>>>>>

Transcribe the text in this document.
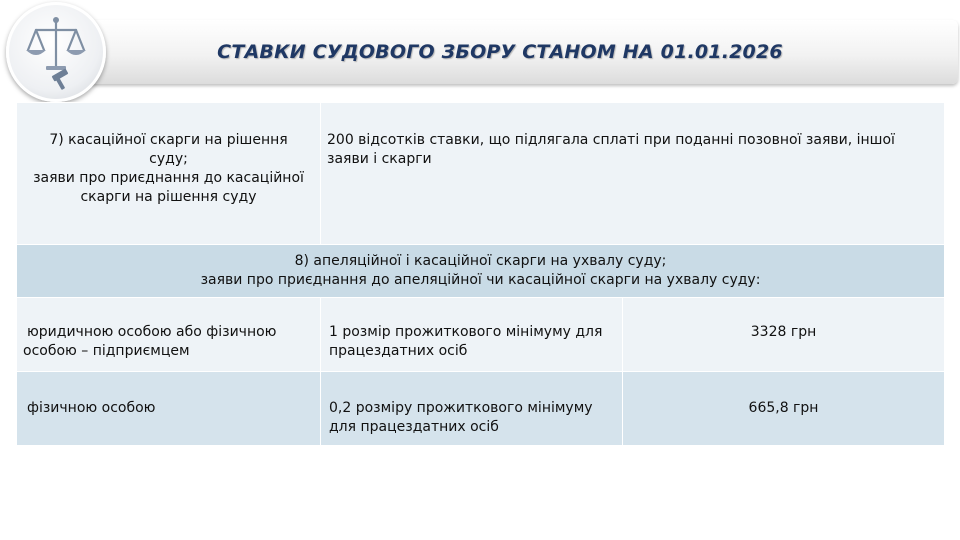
СТАВКИ СУДОВОГО ЗБОРУ СТАНОМ НА 01.01.2026
7) касаційної скарги на рішення суду;
заяви про приєднання до касаційної скарги на рішення суду	200 відсотків ставки, що підлягала сплаті при поданні позовної заяви, іншої заяви і скарги	

8) апеляційної і касаційної скарги на ухвалу суду;
заяви про приєднання до апеляційної чи касаційної скарги на ухвалу суду:		

юридичною особою або фізичною особою – підприємцем	1 розмір прожиткового мінімуму для працездатних осіб	3328 грн

фізичною особою	0,2 розміру прожиткового мінімуму для працездатних осіб	665,8 грн
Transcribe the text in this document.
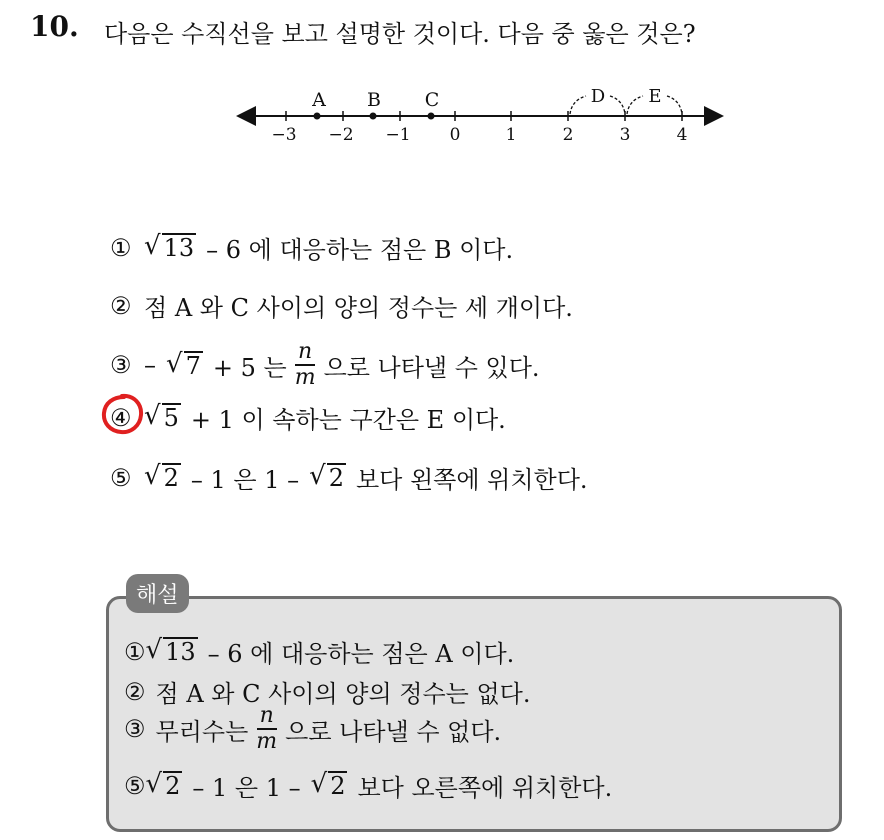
10. 다음은 수직선을 보고 설명한 것이다. 다음 중 옳은 것은?
−3 −2 −1 0	1	2	3	4
A B C	D E
① √ 13 – 6 에 대응하는 점은 B 이다.
② 점 A 와 C 사이의 양의 정수는 세 개이다.
③ – √ 7 + 5 는 $\frac{n}{m}$ 으로 나타낼 수 있다.
④ √ 5 + 1 이 속하는 구간은 E 이다.
⑤ √ 2 – 1 은 1 – √ 2 보다 왼쪽에 위치한다.
해설
① √ 13 – 6 에 대응하는 점은 A 이다.
② 점 A 와 C 사이의 양의 정수는 없다.
③ 무리수는 $\frac{n}{m}$ 으로 나타낼 수 없다.
⑤ √ 2 – 1 은 1 – √ 2 보다 오른쪽에 위치한다.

<<<<<

• **Exercise task**
Check all the records above and select each line where the string "frac" is found.

• **Solution to this problem**
③ – √ 7 + 5 는 $\frac{n}{m}$ 으로 나타낼 수 있다.
③ 무리수는 $\frac{n}{m}$ 으로 나타낼 수 없다.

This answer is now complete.